*TASK*.
Look for the string "Usuarios" and copy every line that has it.

*DATASET ROWS*.
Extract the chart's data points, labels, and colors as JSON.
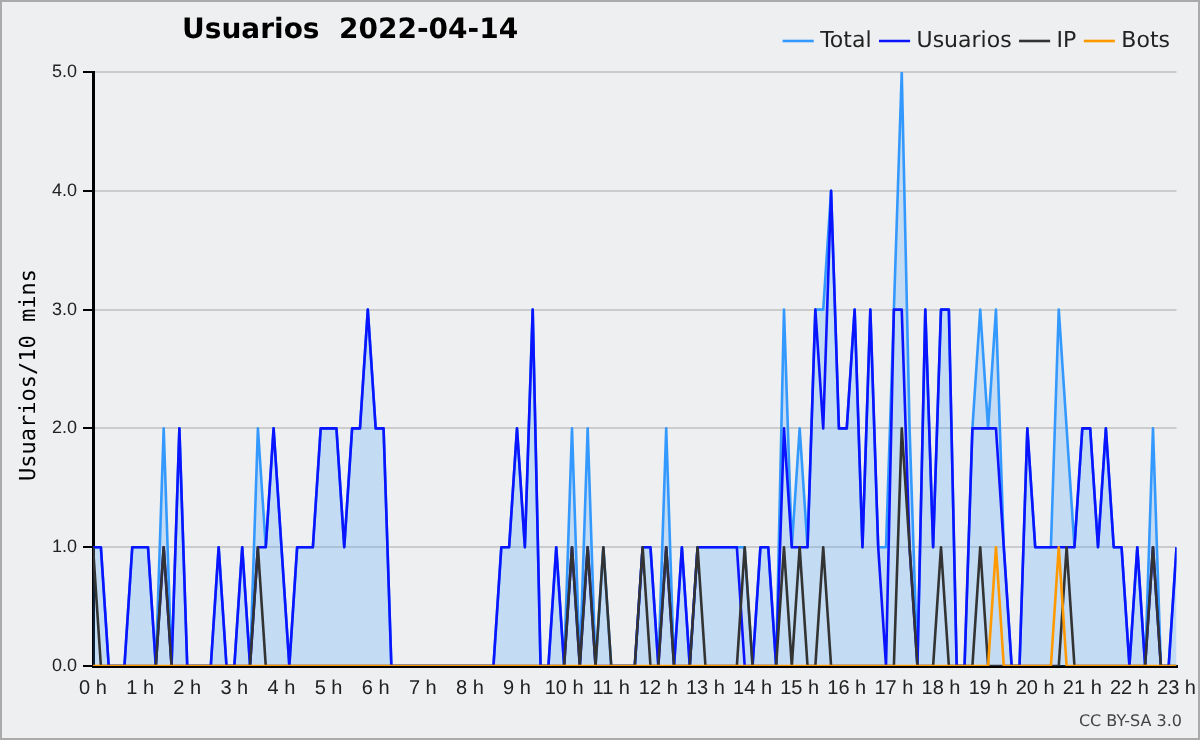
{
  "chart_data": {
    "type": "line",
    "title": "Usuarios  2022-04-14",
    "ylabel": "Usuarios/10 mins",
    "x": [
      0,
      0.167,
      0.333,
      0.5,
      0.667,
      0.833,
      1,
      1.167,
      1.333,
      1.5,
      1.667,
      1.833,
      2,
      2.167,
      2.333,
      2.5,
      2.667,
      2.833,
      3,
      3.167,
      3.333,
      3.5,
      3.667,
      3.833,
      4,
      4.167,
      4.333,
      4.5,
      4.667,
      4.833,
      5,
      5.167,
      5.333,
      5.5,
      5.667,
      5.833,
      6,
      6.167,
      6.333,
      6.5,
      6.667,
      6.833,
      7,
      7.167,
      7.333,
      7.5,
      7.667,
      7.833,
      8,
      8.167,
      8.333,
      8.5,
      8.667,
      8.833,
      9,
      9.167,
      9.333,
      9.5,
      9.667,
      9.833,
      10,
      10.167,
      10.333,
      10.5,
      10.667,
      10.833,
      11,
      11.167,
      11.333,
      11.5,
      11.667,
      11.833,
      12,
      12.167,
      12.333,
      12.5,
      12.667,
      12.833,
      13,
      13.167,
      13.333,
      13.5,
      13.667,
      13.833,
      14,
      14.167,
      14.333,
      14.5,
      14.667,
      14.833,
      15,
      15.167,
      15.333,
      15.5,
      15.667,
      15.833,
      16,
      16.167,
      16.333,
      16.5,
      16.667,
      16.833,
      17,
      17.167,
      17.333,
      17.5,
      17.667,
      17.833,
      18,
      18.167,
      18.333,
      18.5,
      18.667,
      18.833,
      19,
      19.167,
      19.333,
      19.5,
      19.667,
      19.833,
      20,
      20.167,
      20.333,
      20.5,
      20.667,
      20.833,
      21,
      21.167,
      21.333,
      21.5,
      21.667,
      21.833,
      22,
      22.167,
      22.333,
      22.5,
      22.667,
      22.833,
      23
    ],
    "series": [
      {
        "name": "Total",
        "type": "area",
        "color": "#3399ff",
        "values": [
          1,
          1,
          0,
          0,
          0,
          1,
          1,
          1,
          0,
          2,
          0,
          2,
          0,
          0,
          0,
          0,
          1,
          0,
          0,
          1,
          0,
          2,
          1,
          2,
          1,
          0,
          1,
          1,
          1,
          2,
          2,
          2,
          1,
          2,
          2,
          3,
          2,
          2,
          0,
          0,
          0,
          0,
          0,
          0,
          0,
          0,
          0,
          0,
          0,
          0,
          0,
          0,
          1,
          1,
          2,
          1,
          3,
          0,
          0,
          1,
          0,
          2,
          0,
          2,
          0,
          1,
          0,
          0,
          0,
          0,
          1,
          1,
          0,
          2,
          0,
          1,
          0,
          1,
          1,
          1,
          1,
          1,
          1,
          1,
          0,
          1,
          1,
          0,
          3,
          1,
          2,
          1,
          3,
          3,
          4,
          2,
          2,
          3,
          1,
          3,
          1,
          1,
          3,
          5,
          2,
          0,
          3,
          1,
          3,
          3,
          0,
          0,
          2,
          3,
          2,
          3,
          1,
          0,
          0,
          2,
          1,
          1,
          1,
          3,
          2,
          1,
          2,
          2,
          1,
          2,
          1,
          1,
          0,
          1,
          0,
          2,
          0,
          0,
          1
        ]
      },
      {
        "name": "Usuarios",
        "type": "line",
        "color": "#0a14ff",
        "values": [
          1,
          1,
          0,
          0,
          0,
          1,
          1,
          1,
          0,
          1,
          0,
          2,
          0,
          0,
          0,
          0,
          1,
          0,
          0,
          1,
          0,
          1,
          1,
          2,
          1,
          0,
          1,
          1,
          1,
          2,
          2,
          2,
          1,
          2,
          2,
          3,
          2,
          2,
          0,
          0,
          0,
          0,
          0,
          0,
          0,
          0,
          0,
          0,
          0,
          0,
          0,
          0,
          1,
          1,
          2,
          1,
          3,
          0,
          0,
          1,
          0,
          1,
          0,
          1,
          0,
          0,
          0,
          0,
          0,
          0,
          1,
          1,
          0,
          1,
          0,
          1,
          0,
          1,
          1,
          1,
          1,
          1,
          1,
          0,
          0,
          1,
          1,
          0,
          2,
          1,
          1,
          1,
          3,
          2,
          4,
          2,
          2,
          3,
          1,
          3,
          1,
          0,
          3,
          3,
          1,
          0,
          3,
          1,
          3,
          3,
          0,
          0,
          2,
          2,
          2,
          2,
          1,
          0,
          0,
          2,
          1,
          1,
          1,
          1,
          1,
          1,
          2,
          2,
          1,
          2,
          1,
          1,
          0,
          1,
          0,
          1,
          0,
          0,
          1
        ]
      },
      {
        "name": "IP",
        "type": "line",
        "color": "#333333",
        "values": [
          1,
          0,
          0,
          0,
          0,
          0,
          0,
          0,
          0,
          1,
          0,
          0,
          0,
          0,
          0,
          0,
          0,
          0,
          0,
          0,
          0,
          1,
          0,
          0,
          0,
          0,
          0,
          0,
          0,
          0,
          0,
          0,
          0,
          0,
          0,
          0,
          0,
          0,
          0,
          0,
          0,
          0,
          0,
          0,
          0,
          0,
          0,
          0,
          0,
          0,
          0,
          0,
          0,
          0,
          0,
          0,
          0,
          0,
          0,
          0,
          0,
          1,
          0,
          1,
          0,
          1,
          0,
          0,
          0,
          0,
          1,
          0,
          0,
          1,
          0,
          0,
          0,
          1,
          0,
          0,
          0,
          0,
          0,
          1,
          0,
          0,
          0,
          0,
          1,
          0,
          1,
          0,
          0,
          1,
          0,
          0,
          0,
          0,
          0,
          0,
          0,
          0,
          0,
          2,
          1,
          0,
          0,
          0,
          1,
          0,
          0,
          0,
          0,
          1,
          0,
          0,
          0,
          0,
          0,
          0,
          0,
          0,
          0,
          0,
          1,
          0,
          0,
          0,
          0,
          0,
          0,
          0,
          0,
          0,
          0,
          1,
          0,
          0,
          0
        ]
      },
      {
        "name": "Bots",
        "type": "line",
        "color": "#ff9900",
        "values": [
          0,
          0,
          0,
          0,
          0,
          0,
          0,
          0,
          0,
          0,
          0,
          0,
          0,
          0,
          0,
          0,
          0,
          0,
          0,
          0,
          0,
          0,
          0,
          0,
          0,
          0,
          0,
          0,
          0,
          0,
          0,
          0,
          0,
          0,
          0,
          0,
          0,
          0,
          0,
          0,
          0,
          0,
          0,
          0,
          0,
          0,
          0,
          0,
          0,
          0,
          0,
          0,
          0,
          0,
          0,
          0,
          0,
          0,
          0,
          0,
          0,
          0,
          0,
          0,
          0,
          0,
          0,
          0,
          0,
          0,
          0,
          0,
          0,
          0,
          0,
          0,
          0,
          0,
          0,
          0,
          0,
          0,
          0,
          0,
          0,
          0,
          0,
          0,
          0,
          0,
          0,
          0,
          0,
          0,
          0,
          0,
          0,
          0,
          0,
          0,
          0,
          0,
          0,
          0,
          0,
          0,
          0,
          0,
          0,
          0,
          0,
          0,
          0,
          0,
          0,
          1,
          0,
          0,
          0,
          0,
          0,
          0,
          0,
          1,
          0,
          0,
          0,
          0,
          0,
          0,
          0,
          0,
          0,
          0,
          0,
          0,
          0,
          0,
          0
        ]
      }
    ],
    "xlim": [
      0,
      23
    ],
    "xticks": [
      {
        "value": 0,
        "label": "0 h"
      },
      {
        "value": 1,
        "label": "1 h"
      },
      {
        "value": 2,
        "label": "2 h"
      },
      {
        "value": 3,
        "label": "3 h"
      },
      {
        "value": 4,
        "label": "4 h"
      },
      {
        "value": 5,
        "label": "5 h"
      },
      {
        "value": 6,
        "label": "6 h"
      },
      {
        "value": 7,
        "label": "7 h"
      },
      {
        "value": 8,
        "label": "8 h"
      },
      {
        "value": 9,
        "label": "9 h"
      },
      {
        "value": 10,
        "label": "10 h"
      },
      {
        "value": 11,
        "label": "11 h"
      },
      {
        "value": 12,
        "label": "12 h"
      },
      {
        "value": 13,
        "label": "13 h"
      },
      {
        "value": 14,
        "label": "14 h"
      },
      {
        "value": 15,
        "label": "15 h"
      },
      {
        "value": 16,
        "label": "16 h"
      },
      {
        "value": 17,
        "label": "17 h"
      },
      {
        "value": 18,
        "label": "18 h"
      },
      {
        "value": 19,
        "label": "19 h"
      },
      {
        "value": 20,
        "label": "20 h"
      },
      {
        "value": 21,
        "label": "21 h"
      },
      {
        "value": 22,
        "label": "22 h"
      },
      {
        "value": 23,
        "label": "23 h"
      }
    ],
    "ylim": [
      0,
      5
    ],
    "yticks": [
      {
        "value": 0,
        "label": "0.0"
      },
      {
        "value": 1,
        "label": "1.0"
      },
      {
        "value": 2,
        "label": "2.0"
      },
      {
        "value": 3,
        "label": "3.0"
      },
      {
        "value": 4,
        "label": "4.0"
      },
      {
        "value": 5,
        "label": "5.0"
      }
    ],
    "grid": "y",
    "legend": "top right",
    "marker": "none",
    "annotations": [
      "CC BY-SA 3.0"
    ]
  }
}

*SOLVED EXERCISE*.
    "title": "Usuarios  2022-04-14",
    "ylabel": "Usuarios/10 mins",
        "name": "Usuarios",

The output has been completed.